Supplied entries:
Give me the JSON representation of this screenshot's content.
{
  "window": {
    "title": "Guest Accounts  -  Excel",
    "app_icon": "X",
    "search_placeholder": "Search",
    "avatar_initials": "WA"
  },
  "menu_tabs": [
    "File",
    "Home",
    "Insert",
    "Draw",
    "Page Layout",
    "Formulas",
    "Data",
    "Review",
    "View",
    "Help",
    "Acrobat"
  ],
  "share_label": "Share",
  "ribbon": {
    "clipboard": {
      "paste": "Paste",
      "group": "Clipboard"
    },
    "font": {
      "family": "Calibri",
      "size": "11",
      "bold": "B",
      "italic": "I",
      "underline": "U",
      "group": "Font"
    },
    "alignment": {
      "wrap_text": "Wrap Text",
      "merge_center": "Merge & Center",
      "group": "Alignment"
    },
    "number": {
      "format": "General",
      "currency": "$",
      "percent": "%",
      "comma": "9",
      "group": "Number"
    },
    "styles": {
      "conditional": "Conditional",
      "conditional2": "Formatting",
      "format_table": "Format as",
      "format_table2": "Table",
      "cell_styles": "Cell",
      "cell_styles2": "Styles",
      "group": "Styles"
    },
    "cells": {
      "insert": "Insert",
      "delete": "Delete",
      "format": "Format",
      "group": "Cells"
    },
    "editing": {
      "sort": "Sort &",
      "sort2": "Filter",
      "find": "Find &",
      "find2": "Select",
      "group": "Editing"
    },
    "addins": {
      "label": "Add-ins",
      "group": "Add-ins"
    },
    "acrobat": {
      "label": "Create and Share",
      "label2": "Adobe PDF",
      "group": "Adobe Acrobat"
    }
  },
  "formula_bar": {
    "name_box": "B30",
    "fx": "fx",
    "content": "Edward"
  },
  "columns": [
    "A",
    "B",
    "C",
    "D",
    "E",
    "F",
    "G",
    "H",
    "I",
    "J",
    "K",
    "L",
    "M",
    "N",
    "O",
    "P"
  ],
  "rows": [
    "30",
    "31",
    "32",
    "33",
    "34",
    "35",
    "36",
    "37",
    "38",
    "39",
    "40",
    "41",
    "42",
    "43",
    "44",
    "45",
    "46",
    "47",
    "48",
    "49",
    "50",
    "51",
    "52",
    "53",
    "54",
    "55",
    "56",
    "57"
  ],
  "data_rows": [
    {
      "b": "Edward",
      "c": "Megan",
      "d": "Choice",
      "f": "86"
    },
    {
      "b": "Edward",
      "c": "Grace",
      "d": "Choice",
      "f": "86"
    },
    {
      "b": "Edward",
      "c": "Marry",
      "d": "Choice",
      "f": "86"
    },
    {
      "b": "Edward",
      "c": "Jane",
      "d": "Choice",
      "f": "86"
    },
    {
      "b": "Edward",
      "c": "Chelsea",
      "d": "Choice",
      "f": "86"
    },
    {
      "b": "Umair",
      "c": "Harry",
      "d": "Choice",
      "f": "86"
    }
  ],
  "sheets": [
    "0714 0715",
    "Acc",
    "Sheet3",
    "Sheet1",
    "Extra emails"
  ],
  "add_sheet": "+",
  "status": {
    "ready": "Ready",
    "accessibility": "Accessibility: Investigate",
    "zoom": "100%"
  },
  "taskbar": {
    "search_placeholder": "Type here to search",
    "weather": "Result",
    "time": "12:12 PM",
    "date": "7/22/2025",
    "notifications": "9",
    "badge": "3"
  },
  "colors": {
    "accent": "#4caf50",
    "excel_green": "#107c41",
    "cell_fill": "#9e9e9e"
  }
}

What is expected: Copy each record from above without leaving any out.

Finished exercise:
Give me the JSON representation of this screenshot's content.
{
  "window": {
    "title": "Guest Accounts  -  Excel",
    "app_icon": "X",
    "search_placeholder": "Search",
    "avatar_initials": "WA"
  },
  "menu_tabs": [
    "File",
    "Home",
    "Insert",
    "Draw",
    "Page Layout",
    "Formulas",
    "Data",
    "Review",
    "View",
    "Help",
    "Acrobat"
  ],
  "share_label": "Share",
  "ribbon": {
    "clipboard": {
      "paste": "Paste",
      "group": "Clipboard"
    },
    "font": {
      "family": "Calibri",
      "size": "11",
      "bold": "B",
      "italic": "I",
      "underline": "U",
      "group": "Font"
    },
    "alignment": {
      "wrap_text": "Wrap Text",
      "merge_center": "Merge & Center",
      "group": "Alignment"
    },
    "number": {
      "format": "General",
      "currency": "$",
      "percent": "%",
      "comma": "9",
      "group": "Number"
    },
    "styles": {
      "conditional": "Conditional",
      "conditional2": "Formatting",
      "format_table": "Format as",
      "format_table2": "Table",
      "cell_styles": "Cell",
      "cell_styles2": "Styles",
      "group": "Styles"
    },
    "cells": {
      "insert": "Insert",
      "delete": "Delete",
      "format": "Format",
      "group": "Cells"
    },
    "editing": {
      "sort": "Sort &",
      "sort2": "Filter",
      "find": "Find &",
      "find2": "Select",
      "group": "Editing"
    },
    "addins": {
      "label": "Add-ins",
      "group": "Add-ins"
    },
    "acrobat": {
      "label": "Create and Share",
      "label2": "Adobe PDF",
      "group": "Adobe Acrobat"
    }
  },
  "formula_bar": {
    "name_box": "B30",
    "fx": "fx",
    "content": "Edward"
  },
  "columns": [
    "A",
    "B",
    "C",
    "D",
    "E",
    "F",
    "G",
    "H",
    "I",
    "J",
    "K",
    "L",
    "M",
    "N",
    "O",
    "P"
  ],
  "rows": [
    "30",
    "31",
    "32",
    "33",
    "34",
    "35",
    "36",
    "37",
    "38",
    "39",
    "40",
    "41",
    "42",
    "43",
    "44",
    "45",
    "46",
    "47",
    "48",
    "49",
    "50",
    "51",
    "52",
    "53",
    "54",
    "55",
    "56",
    "57"
  ],
  "data_rows": [
    {
      "b": "Edward",
      "c": "Megan",
      "d": "Choice",
      "f": "86"
    },
    {
      "b": "Edward",
      "c": "Grace",
      "d": "Choice",
      "f": "86"
    },
    {
      "b": "Edward",
      "c": "Marry",
      "d": "Choice",
      "f": "86"
    },
    {
      "b": "Edward",
      "c": "Jane",
      "d": "Choice",
      "f": "86"
    },
    {
      "b": "Edward",
      "c": "Chelsea",
      "d": "Choice",
      "f": "86"
    },
    {
      "b": "Umair",
      "c": "Harry",
      "d": "Choice",
      "f": "86"
    }
  ],
  "sheets": [
    "0714 0715",
    "Acc",
    "Sheet3",
    "Sheet1",
    "Extra emails"
  ],
  "add_sheet": "+",
  "status": {
    "ready": "Ready",
    "accessibility": "Accessibility: Investigate",
    "zoom": "100%"
  },
  "taskbar": {
    "search_placeholder": "Type here to search",
    "weather": "Result",
    "time": "12:12 PM",
    "date": "7/22/2025",
    "notifications": "9",
    "badge": "3"
  },
  "colors": {
    "accent": "#4caf50",
    "excel_green": "#107c41",
    "cell_fill": "#9e9e9e"
  }
}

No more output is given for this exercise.